### WHAT YOU ARE ASKED TO DO:
Return each line of the listing that contains the string "公示地価".

* begin SUPPLIED DATA *

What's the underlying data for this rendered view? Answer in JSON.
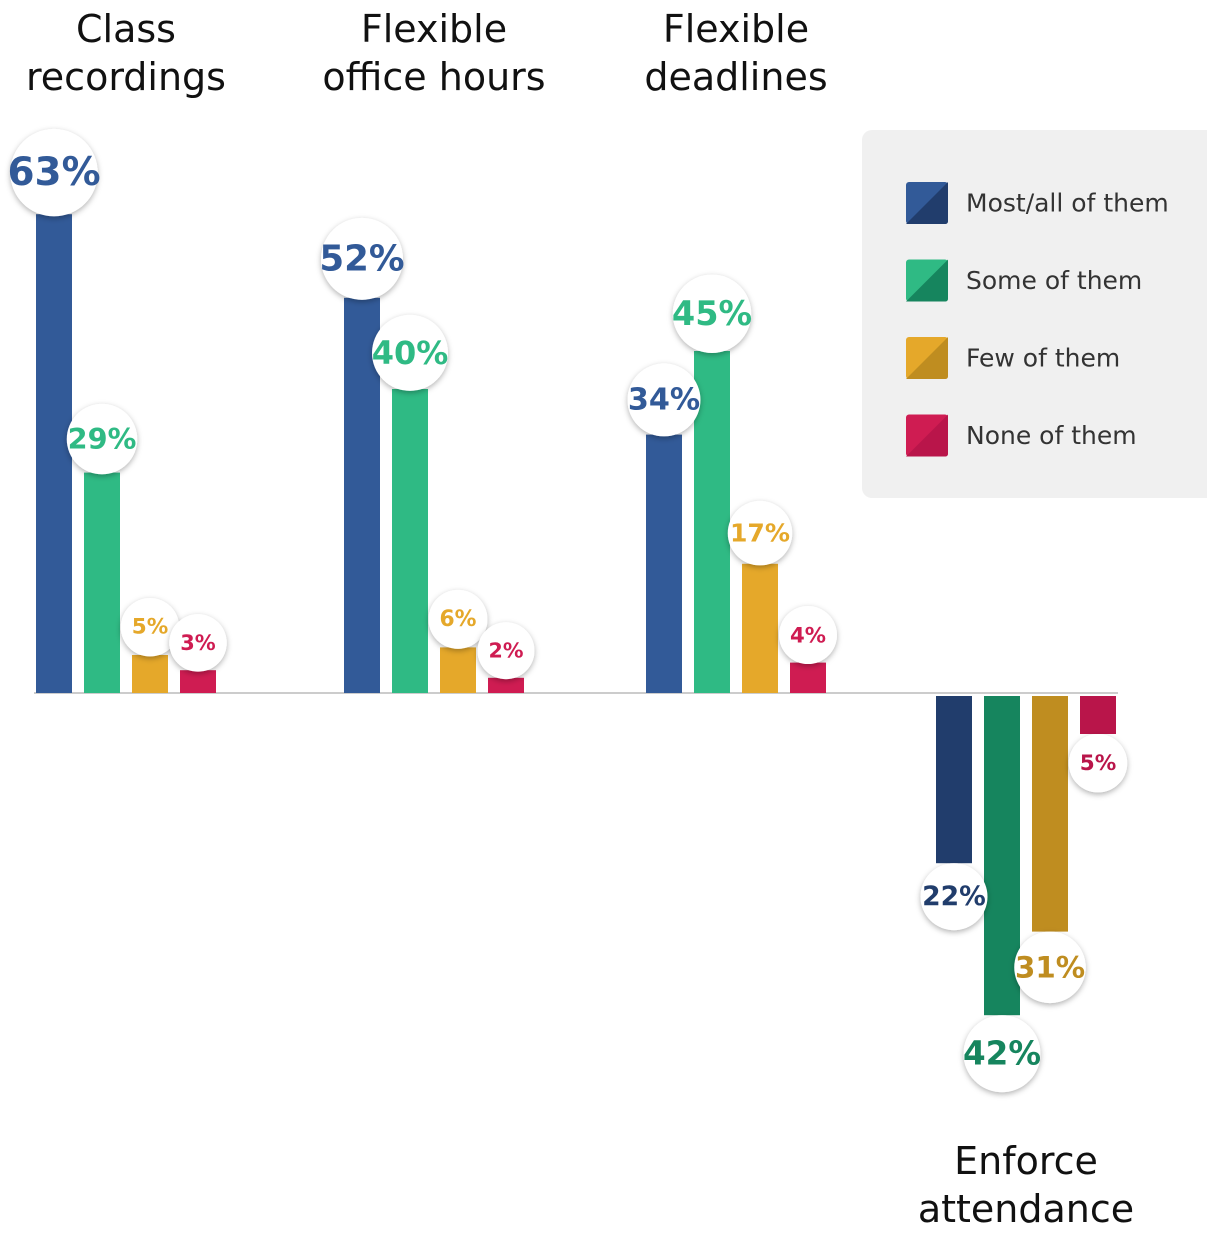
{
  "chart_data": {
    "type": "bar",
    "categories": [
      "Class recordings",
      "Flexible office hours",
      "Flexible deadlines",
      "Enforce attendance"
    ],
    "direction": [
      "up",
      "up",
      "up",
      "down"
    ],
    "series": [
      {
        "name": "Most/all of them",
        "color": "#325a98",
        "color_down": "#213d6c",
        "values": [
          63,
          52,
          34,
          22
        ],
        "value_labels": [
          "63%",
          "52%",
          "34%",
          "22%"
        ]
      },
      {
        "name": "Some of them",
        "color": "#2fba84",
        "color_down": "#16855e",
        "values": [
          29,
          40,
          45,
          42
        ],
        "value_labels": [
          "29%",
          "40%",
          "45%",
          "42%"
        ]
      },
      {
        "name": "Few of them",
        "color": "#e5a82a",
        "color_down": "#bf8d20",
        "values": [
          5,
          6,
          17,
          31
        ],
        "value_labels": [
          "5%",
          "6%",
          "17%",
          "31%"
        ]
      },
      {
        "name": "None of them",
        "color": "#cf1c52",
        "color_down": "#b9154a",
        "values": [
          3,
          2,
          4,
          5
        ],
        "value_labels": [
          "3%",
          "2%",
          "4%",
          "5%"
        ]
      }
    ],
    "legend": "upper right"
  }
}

* end SUPPLIED DATA *
* begin SUPPLIED DATA *

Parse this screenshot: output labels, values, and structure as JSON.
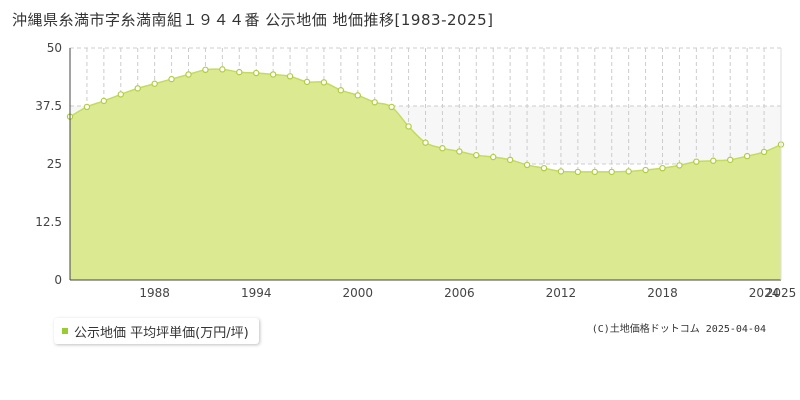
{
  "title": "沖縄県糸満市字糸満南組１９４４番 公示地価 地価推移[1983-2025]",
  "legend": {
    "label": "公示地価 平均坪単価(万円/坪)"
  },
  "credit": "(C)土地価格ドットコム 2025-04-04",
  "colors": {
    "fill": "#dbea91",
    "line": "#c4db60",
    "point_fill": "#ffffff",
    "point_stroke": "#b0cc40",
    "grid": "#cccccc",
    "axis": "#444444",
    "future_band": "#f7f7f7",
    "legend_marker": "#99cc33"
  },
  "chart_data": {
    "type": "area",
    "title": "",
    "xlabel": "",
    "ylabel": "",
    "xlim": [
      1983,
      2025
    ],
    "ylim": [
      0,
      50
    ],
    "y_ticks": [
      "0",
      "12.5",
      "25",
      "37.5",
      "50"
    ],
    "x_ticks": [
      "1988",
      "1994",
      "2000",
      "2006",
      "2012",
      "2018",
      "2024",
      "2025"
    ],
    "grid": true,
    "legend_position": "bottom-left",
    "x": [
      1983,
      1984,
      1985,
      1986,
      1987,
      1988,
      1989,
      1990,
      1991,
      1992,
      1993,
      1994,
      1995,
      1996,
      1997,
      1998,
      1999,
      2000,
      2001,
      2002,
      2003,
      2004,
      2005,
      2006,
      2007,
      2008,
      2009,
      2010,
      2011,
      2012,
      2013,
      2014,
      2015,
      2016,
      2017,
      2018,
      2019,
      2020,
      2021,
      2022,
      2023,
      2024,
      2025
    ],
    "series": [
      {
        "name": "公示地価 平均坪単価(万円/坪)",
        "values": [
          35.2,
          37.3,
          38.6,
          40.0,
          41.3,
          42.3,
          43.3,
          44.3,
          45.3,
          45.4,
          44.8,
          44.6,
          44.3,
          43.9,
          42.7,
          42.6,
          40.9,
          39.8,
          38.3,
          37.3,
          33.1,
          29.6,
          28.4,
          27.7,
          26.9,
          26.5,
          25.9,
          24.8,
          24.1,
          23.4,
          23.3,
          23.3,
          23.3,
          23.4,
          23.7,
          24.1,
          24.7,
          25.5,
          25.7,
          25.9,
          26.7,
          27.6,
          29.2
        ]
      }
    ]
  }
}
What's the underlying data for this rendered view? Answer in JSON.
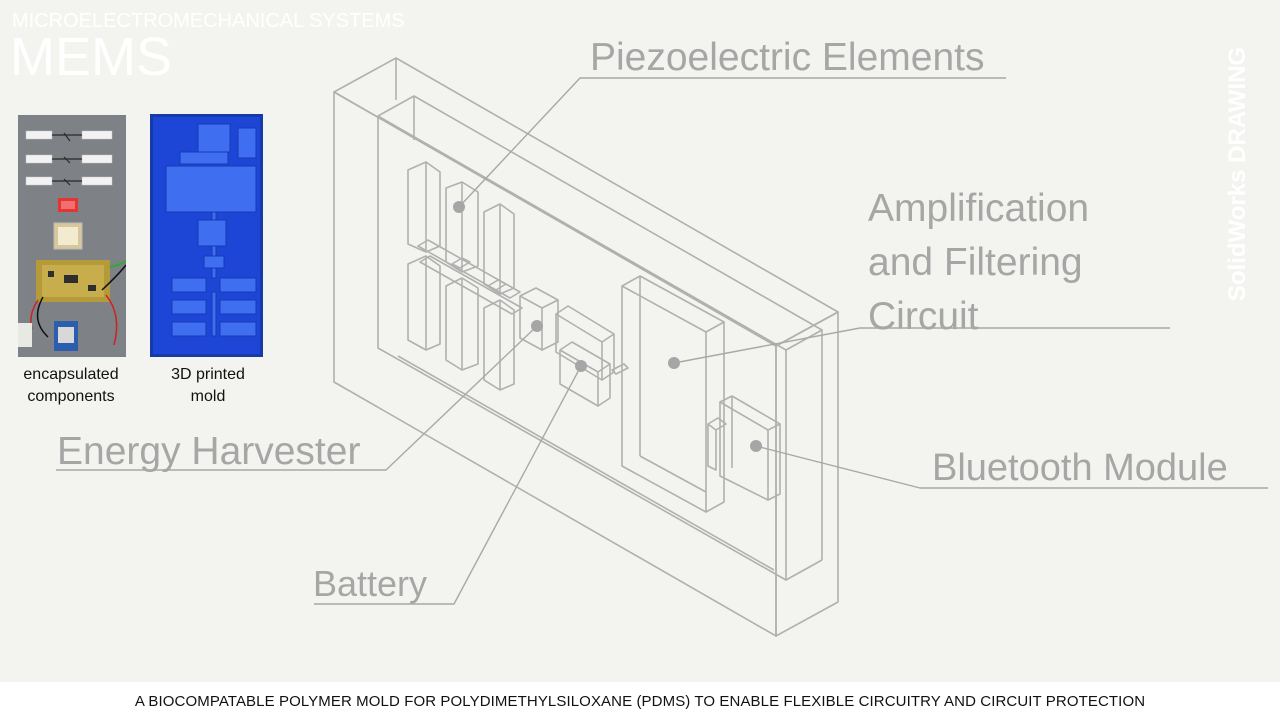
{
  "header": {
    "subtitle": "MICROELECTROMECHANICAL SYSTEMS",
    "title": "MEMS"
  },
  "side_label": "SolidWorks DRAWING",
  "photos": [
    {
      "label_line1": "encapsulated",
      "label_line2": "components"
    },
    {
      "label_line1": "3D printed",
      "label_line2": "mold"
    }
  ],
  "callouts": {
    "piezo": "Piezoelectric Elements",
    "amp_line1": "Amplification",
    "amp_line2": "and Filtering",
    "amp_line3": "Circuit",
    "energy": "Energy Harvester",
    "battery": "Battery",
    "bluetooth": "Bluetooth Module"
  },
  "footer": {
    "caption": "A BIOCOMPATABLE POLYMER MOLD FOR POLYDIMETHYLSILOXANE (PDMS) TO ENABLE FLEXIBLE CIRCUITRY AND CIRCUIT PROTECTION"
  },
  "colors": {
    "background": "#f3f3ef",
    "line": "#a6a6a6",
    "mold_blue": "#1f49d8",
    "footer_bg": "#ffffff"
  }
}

* end SUPPLIED DATA *

### OUTPUT FOR THIS EXERCISE:
  "title": "沖縄県糸満市字糸満南組１９４４番 公示地価 地価推移[1983-2025]",
    "label": "公示地価 平均坪単価(万円/坪)"
        "name": "公示地価 平均坪単価(万円/坪)",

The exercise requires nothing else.